→ Objective
Can you transcribe the data exactly? Leave the pictures out.

→ The records
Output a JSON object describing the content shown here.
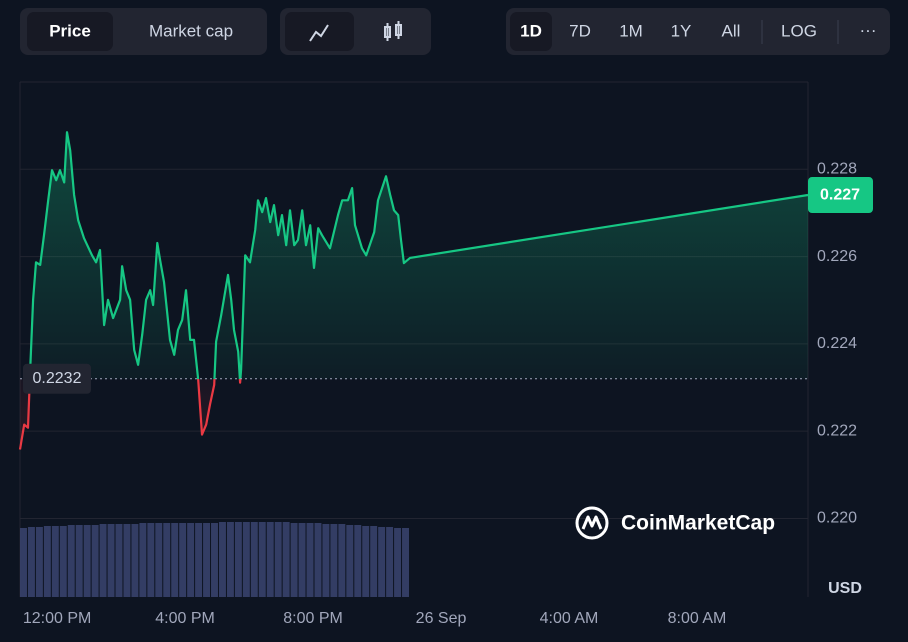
{
  "controls": {
    "price": "Price",
    "market_cap": "Market cap",
    "ranges": [
      "1D",
      "7D",
      "1M",
      "1Y",
      "All"
    ],
    "log": "LOG",
    "more": "···"
  },
  "chart_data": {
    "type": "line",
    "currency": "USD",
    "watermark": "CoinMarketCap",
    "x": [
      10.84,
      10.97,
      11.09,
      11.16,
      11.25,
      11.34,
      11.47,
      11.59,
      11.72,
      11.84,
      11.97,
      12.09,
      12.22,
      12.31,
      12.41,
      12.53,
      12.66,
      12.84,
      13.09,
      13.22,
      13.34,
      13.47,
      13.59,
      13.75,
      13.97,
      14.03,
      14.16,
      14.28,
      14.41,
      14.53,
      14.66,
      14.78,
      14.91,
      15.0,
      15.13,
      15.22,
      15.34,
      15.53,
      15.66,
      15.78,
      15.91,
      16.03,
      16.16,
      16.28,
      16.41,
      16.53,
      16.66,
      16.78,
      16.91,
      16.97,
      17.13,
      17.34,
      17.44,
      17.53,
      17.66,
      17.72,
      17.75,
      17.88,
      18.03,
      18.19,
      18.28,
      18.41,
      18.53,
      18.66,
      18.78,
      18.91,
      19.03,
      19.16,
      19.28,
      19.41,
      19.53,
      19.66,
      19.78,
      19.91,
      20.03,
      20.16,
      20.28,
      20.53,
      20.78,
      20.91,
      21.09,
      21.22,
      21.31,
      21.53,
      21.66,
      21.91,
      22.03,
      22.28,
      22.41,
      22.53,
      22.66,
      22.75,
      22.84,
      23.03,
      35.47
    ],
    "series": [
      {
        "name": "Price",
        "color": "#16c784",
        "below_color": "#ea3943",
        "values": [
          0.22158,
          0.22215,
          0.22208,
          0.22341,
          0.22501,
          0.22587,
          0.22581,
          0.22649,
          0.22729,
          0.22798,
          0.22775,
          0.22798,
          0.2277,
          0.22885,
          0.22843,
          0.22741,
          0.22683,
          0.22642,
          0.22603,
          0.22587,
          0.22615,
          0.22443,
          0.22501,
          0.22459,
          0.22501,
          0.22578,
          0.22523,
          0.22501,
          0.22386,
          0.22352,
          0.22421,
          0.22501,
          0.22523,
          0.22489,
          0.22631,
          0.22592,
          0.22542,
          0.22409,
          0.22375,
          0.22432,
          0.22455,
          0.22523,
          0.22409,
          0.22409,
          0.22318,
          0.22192,
          0.22215,
          0.22261,
          0.22306,
          0.22405,
          0.22466,
          0.22558,
          0.22501,
          0.22432,
          0.22382,
          0.22311,
          0.22341,
          0.22603,
          0.22587,
          0.22661,
          0.22729,
          0.22702,
          0.22734,
          0.22679,
          0.22718,
          0.22649,
          0.22695,
          0.22626,
          0.22706,
          0.22626,
          0.22638,
          0.22706,
          0.22626,
          0.22672,
          0.22574,
          0.22665,
          0.22649,
          0.22619,
          0.22695,
          0.22729,
          0.22729,
          0.22757,
          0.22672,
          0.22619,
          0.22603,
          0.22656,
          0.22729,
          0.22784,
          0.22741,
          0.22706,
          0.22695,
          0.22638,
          0.22585,
          0.22597,
          0.22741
        ]
      }
    ],
    "baseline": 0.2232,
    "current_price": 0.227,
    "volume": {
      "color": "#3b4470",
      "values": [
        69,
        70,
        70,
        71,
        71,
        71,
        72,
        72,
        72,
        72,
        73,
        73,
        73,
        73,
        73,
        74,
        74,
        74,
        74,
        74,
        74,
        74,
        74,
        74,
        74,
        75,
        75,
        75,
        75,
        75,
        75,
        75,
        75,
        75,
        74,
        74,
        74,
        74,
        73,
        73,
        73,
        72,
        72,
        71,
        71,
        70,
        70,
        69,
        69
      ]
    },
    "xlim": [
      10.84,
      35.47
    ],
    "xticks": [
      {
        "value": 12,
        "label": "12:00 PM"
      },
      {
        "value": 16,
        "label": "4:00 PM"
      },
      {
        "value": 20,
        "label": "8:00 PM"
      },
      {
        "value": 24,
        "label": "26 Sep"
      },
      {
        "value": 28,
        "label": "4:00 AM"
      },
      {
        "value": 32,
        "label": "8:00 AM"
      }
    ],
    "ylim": [
      0.2182,
      0.23
    ],
    "yticks": [
      {
        "value": 0.22,
        "label": "0.220"
      },
      0.222,
      0.224,
      0.226,
      {
        "value": 0.228,
        "label": "0.228"
      }
    ],
    "grid": true
  }
}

→ Worked solution
Output a JSON object describing the content shown here.
{
  "controls": {
    "price": "Price",
    "market_cap": "Market cap",
    "ranges": [
      "1D",
      "7D",
      "1M",
      "1Y",
      "All"
    ],
    "log": "LOG",
    "more": "···"
  },
  "chart_data": {
    "type": "line",
    "currency": "USD",
    "watermark": "CoinMarketCap",
    "x": [
      10.84,
      10.97,
      11.09,
      11.16,
      11.25,
      11.34,
      11.47,
      11.59,
      11.72,
      11.84,
      11.97,
      12.09,
      12.22,
      12.31,
      12.41,
      12.53,
      12.66,
      12.84,
      13.09,
      13.22,
      13.34,
      13.47,
      13.59,
      13.75,
      13.97,
      14.03,
      14.16,
      14.28,
      14.41,
      14.53,
      14.66,
      14.78,
      14.91,
      15.0,
      15.13,
      15.22,
      15.34,
      15.53,
      15.66,
      15.78,
      15.91,
      16.03,
      16.16,
      16.28,
      16.41,
      16.53,
      16.66,
      16.78,
      16.91,
      16.97,
      17.13,
      17.34,
      17.44,
      17.53,
      17.66,
      17.72,
      17.75,
      17.88,
      18.03,
      18.19,
      18.28,
      18.41,
      18.53,
      18.66,
      18.78,
      18.91,
      19.03,
      19.16,
      19.28,
      19.41,
      19.53,
      19.66,
      19.78,
      19.91,
      20.03,
      20.16,
      20.28,
      20.53,
      20.78,
      20.91,
      21.09,
      21.22,
      21.31,
      21.53,
      21.66,
      21.91,
      22.03,
      22.28,
      22.41,
      22.53,
      22.66,
      22.75,
      22.84,
      23.03,
      35.47
    ],
    "series": [
      {
        "name": "Price",
        "color": "#16c784",
        "below_color": "#ea3943",
        "values": [
          0.22158,
          0.22215,
          0.22208,
          0.22341,
          0.22501,
          0.22587,
          0.22581,
          0.22649,
          0.22729,
          0.22798,
          0.22775,
          0.22798,
          0.2277,
          0.22885,
          0.22843,
          0.22741,
          0.22683,
          0.22642,
          0.22603,
          0.22587,
          0.22615,
          0.22443,
          0.22501,
          0.22459,
          0.22501,
          0.22578,
          0.22523,
          0.22501,
          0.22386,
          0.22352,
          0.22421,
          0.22501,
          0.22523,
          0.22489,
          0.22631,
          0.22592,
          0.22542,
          0.22409,
          0.22375,
          0.22432,
          0.22455,
          0.22523,
          0.22409,
          0.22409,
          0.22318,
          0.22192,
          0.22215,
          0.22261,
          0.22306,
          0.22405,
          0.22466,
          0.22558,
          0.22501,
          0.22432,
          0.22382,
          0.22311,
          0.22341,
          0.22603,
          0.22587,
          0.22661,
          0.22729,
          0.22702,
          0.22734,
          0.22679,
          0.22718,
          0.22649,
          0.22695,
          0.22626,
          0.22706,
          0.22626,
          0.22638,
          0.22706,
          0.22626,
          0.22672,
          0.22574,
          0.22665,
          0.22649,
          0.22619,
          0.22695,
          0.22729,
          0.22729,
          0.22757,
          0.22672,
          0.22619,
          0.22603,
          0.22656,
          0.22729,
          0.22784,
          0.22741,
          0.22706,
          0.22695,
          0.22638,
          0.22585,
          0.22597,
          0.22741
        ]
      }
    ],
    "baseline": 0.2232,
    "current_price": 0.227,
    "volume": {
      "color": "#3b4470",
      "values": [
        69,
        70,
        70,
        71,
        71,
        71,
        72,
        72,
        72,
        72,
        73,
        73,
        73,
        73,
        73,
        74,
        74,
        74,
        74,
        74,
        74,
        74,
        74,
        74,
        74,
        75,
        75,
        75,
        75,
        75,
        75,
        75,
        75,
        75,
        74,
        74,
        74,
        74,
        73,
        73,
        73,
        72,
        72,
        71,
        71,
        70,
        70,
        69,
        69
      ]
    },
    "xlim": [
      10.84,
      35.47
    ],
    "xticks": [
      {
        "value": 12,
        "label": "12:00 PM"
      },
      {
        "value": 16,
        "label": "4:00 PM"
      },
      {
        "value": 20,
        "label": "8:00 PM"
      },
      {
        "value": 24,
        "label": "26 Sep"
      },
      {
        "value": 28,
        "label": "4:00 AM"
      },
      {
        "value": 32,
        "label": "8:00 AM"
      }
    ],
    "ylim": [
      0.2182,
      0.23
    ],
    "yticks": [
      {
        "value": 0.22,
        "label": "0.220"
      },
      0.222,
      0.224,
      0.226,
      {
        "value": 0.228,
        "label": "0.228"
      }
    ],
    "grid": true
  }
}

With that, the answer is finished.